Collected data:
▬▬▬▬▬▬▬▬▬▬

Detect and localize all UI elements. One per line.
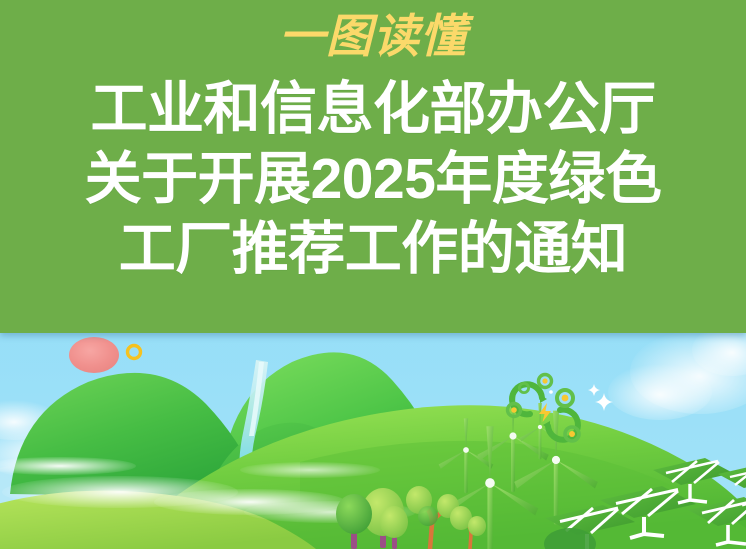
page-title: 工业和信息化部办公厅 关于开展2025年度绿色 工厂推荐工作的通知 <box>0 74 746 284</box>
title-line-2: 关于开展2025年度绿色 <box>0 144 746 214</box>
sparkle-icon <box>588 384 600 396</box>
title-line-3: 工厂推荐工作的通知 <box>0 214 746 284</box>
title-banner-inner: 一图读懂 工业和信息化部办公厅 关于开展2025年度绿色 工厂推荐工作的通知 <box>0 0 746 333</box>
title-banner: 一图读懂 工业和信息化部办公厅 关于开展2025年度绿色 工厂推荐工作的通知 <box>0 0 746 333</box>
recycle-icon-small <box>557 390 573 406</box>
kicker-label: 一图读懂 <box>0 8 746 64</box>
recycle-icon-small <box>519 383 528 392</box>
hill-shade-band <box>300 441 746 549</box>
sparkle-icon <box>549 390 553 394</box>
title-line-1: 工业和信息化部办公厅 <box>0 74 746 144</box>
yellow-ring-icon <box>128 346 141 359</box>
pink-cloud-blob <box>69 337 119 373</box>
recycle-icon-small <box>539 375 552 388</box>
infographic-poster: 一图读懂 工业和信息化部办公厅 关于开展2025年度绿色 工厂推荐工作的通知 <box>0 0 746 549</box>
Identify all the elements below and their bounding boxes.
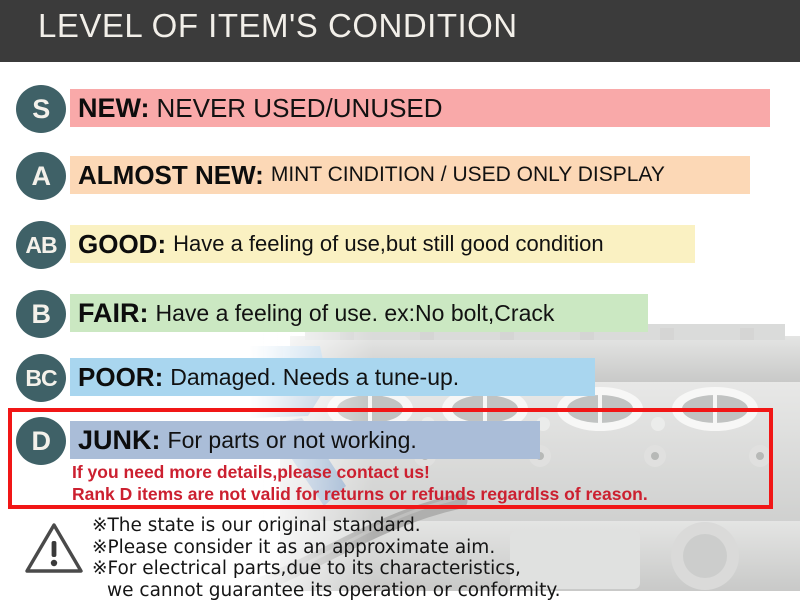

▬▬▬▬▬▬▬▬▬▬

→ **Instructions for the task**: Write out all the rows above again with every "sparkle-icon" replaced by "star-icon" and nothing else altered. Leave out the pictures.

→ **Output**:
Detect and localize all UI elements. One per line.
page-title: 工业和信息化部办公厅 关于开展2025年度绿色 工厂推荐工作的通知 <box>0 74 746 284</box>
title-line-2: 关于开展2025年度绿色 <box>0 144 746 214</box>
star-icon <box>588 384 600 396</box>
title-line-3: 工厂推荐工作的通知 <box>0 214 746 284</box>
title-banner-inner: 一图读懂 工业和信息化部办公厅 关于开展2025年度绿色 工厂推荐工作的通知 <box>0 0 746 333</box>
title-banner: 一图读懂 工业和信息化部办公厅 关于开展2025年度绿色 工厂推荐工作的通知 <box>0 0 746 333</box>
recycle-icon-small <box>557 390 573 406</box>
kicker-label: 一图读懂 <box>0 8 746 64</box>
recycle-icon-small <box>519 383 528 392</box>
hill-shade-band <box>300 441 746 549</box>
star-icon <box>549 390 553 394</box>
title-line-1: 工业和信息化部办公厅 <box>0 74 746 144</box>
yellow-ring-icon <box>128 346 141 359</box>
pink-cloud-blob <box>69 337 119 373</box>
recycle-icon-small <box>539 375 552 388</box>
infographic-poster: 一图读懂 工业和信息化部办公厅 关于开展2025年度绿色 工厂推荐工作的通知 <box>0 0 746 549</box>
Identify all the elements below and their bounding boxes.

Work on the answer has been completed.